** Begin EXCERPTED RECORDS **

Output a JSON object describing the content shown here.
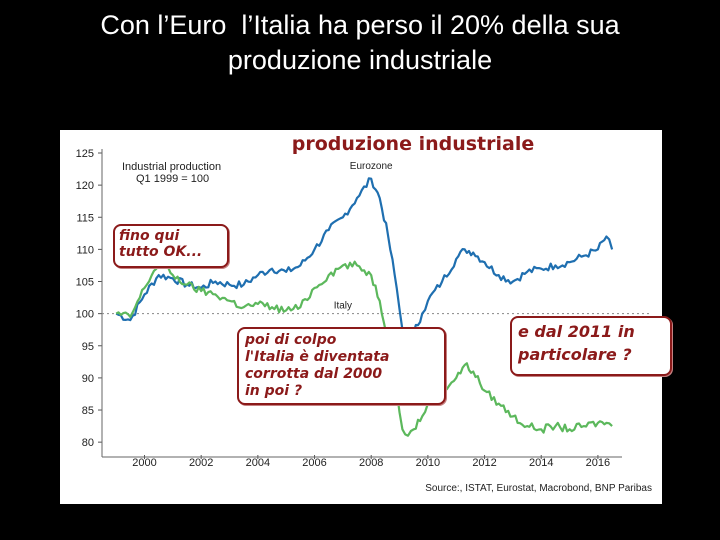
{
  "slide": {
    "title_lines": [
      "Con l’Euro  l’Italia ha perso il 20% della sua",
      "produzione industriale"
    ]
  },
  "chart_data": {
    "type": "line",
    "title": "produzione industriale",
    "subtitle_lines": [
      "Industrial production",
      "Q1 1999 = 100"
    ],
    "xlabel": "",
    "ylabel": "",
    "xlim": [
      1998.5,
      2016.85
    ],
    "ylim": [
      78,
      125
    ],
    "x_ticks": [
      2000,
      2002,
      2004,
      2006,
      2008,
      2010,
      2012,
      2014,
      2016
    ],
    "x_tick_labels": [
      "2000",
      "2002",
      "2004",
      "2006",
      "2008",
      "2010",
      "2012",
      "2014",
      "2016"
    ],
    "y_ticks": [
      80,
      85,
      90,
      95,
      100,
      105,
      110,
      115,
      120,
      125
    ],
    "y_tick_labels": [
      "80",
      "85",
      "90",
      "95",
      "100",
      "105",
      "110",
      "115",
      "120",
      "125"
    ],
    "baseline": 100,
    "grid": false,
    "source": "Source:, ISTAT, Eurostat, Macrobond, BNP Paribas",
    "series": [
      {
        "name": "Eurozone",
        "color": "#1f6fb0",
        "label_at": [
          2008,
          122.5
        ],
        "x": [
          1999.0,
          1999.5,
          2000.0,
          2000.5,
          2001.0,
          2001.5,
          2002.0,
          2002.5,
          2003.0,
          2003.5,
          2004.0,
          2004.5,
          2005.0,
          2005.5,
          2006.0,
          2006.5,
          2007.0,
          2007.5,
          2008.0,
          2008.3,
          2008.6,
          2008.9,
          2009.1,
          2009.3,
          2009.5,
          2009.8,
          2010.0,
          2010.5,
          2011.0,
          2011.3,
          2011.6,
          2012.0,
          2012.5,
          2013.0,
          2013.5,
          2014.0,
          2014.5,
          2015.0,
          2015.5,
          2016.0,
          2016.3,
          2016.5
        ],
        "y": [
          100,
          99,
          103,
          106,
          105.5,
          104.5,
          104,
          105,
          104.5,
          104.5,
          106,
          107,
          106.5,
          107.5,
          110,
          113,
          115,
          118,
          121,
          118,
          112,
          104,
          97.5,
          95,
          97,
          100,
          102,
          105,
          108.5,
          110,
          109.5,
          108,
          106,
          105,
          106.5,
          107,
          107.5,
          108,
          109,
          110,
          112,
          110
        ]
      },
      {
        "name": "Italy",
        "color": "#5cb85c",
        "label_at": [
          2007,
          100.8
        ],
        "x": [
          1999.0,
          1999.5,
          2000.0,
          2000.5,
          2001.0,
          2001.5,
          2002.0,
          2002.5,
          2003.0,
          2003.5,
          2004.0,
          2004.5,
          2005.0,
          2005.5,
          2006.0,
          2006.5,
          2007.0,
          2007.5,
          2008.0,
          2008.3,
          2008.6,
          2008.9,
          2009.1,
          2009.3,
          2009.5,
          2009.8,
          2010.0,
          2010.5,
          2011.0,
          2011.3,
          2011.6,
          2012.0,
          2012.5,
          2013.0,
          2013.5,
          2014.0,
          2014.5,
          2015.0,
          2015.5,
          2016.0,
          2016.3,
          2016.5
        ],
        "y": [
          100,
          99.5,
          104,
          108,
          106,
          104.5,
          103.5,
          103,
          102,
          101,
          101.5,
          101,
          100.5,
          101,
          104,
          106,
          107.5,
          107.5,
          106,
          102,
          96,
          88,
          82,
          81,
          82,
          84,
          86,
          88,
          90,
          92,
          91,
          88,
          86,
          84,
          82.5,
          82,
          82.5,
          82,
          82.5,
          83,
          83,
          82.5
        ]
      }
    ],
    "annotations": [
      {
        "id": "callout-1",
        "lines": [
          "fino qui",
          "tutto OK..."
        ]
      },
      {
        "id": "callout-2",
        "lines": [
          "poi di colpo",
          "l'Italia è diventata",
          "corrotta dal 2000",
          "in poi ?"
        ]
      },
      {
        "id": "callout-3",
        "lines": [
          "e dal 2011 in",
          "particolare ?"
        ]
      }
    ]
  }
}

** End EXCERPTED RECORDS **

### WORK TO COMPLETE
Each line above is to be copied verbatim. Drop any image from the copy.

### SOLUTION FOR THIS EXERCISE
Output a JSON object describing the content shown here.
{
  "slide": {
    "title_lines": [
      "Con l’Euro  l’Italia ha perso il 20% della sua",
      "produzione industriale"
    ]
  },
  "chart_data": {
    "type": "line",
    "title": "produzione industriale",
    "subtitle_lines": [
      "Industrial production",
      "Q1 1999 = 100"
    ],
    "xlabel": "",
    "ylabel": "",
    "xlim": [
      1998.5,
      2016.85
    ],
    "ylim": [
      78,
      125
    ],
    "x_ticks": [
      2000,
      2002,
      2004,
      2006,
      2008,
      2010,
      2012,
      2014,
      2016
    ],
    "x_tick_labels": [
      "2000",
      "2002",
      "2004",
      "2006",
      "2008",
      "2010",
      "2012",
      "2014",
      "2016"
    ],
    "y_ticks": [
      80,
      85,
      90,
      95,
      100,
      105,
      110,
      115,
      120,
      125
    ],
    "y_tick_labels": [
      "80",
      "85",
      "90",
      "95",
      "100",
      "105",
      "110",
      "115",
      "120",
      "125"
    ],
    "baseline": 100,
    "grid": false,
    "source": "Source:, ISTAT, Eurostat, Macrobond, BNP Paribas",
    "series": [
      {
        "name": "Eurozone",
        "color": "#1f6fb0",
        "label_at": [
          2008,
          122.5
        ],
        "x": [
          1999.0,
          1999.5,
          2000.0,
          2000.5,
          2001.0,
          2001.5,
          2002.0,
          2002.5,
          2003.0,
          2003.5,
          2004.0,
          2004.5,
          2005.0,
          2005.5,
          2006.0,
          2006.5,
          2007.0,
          2007.5,
          2008.0,
          2008.3,
          2008.6,
          2008.9,
          2009.1,
          2009.3,
          2009.5,
          2009.8,
          2010.0,
          2010.5,
          2011.0,
          2011.3,
          2011.6,
          2012.0,
          2012.5,
          2013.0,
          2013.5,
          2014.0,
          2014.5,
          2015.0,
          2015.5,
          2016.0,
          2016.3,
          2016.5
        ],
        "y": [
          100,
          99,
          103,
          106,
          105.5,
          104.5,
          104,
          105,
          104.5,
          104.5,
          106,
          107,
          106.5,
          107.5,
          110,
          113,
          115,
          118,
          121,
          118,
          112,
          104,
          97.5,
          95,
          97,
          100,
          102,
          105,
          108.5,
          110,
          109.5,
          108,
          106,
          105,
          106.5,
          107,
          107.5,
          108,
          109,
          110,
          112,
          110
        ]
      },
      {
        "name": "Italy",
        "color": "#5cb85c",
        "label_at": [
          2007,
          100.8
        ],
        "x": [
          1999.0,
          1999.5,
          2000.0,
          2000.5,
          2001.0,
          2001.5,
          2002.0,
          2002.5,
          2003.0,
          2003.5,
          2004.0,
          2004.5,
          2005.0,
          2005.5,
          2006.0,
          2006.5,
          2007.0,
          2007.5,
          2008.0,
          2008.3,
          2008.6,
          2008.9,
          2009.1,
          2009.3,
          2009.5,
          2009.8,
          2010.0,
          2010.5,
          2011.0,
          2011.3,
          2011.6,
          2012.0,
          2012.5,
          2013.0,
          2013.5,
          2014.0,
          2014.5,
          2015.0,
          2015.5,
          2016.0,
          2016.3,
          2016.5
        ],
        "y": [
          100,
          99.5,
          104,
          108,
          106,
          104.5,
          103.5,
          103,
          102,
          101,
          101.5,
          101,
          100.5,
          101,
          104,
          106,
          107.5,
          107.5,
          106,
          102,
          96,
          88,
          82,
          81,
          82,
          84,
          86,
          88,
          90,
          92,
          91,
          88,
          86,
          84,
          82.5,
          82,
          82.5,
          82,
          82.5,
          83,
          83,
          82.5
        ]
      }
    ],
    "annotations": [
      {
        "id": "callout-1",
        "lines": [
          "fino qui",
          "tutto OK..."
        ]
      },
      {
        "id": "callout-2",
        "lines": [
          "poi di colpo",
          "l'Italia è diventata",
          "corrotta dal 2000",
          "in poi ?"
        ]
      },
      {
        "id": "callout-3",
        "lines": [
          "e dal 2011 in",
          "particolare ?"
        ]
      }
    ]
  }
}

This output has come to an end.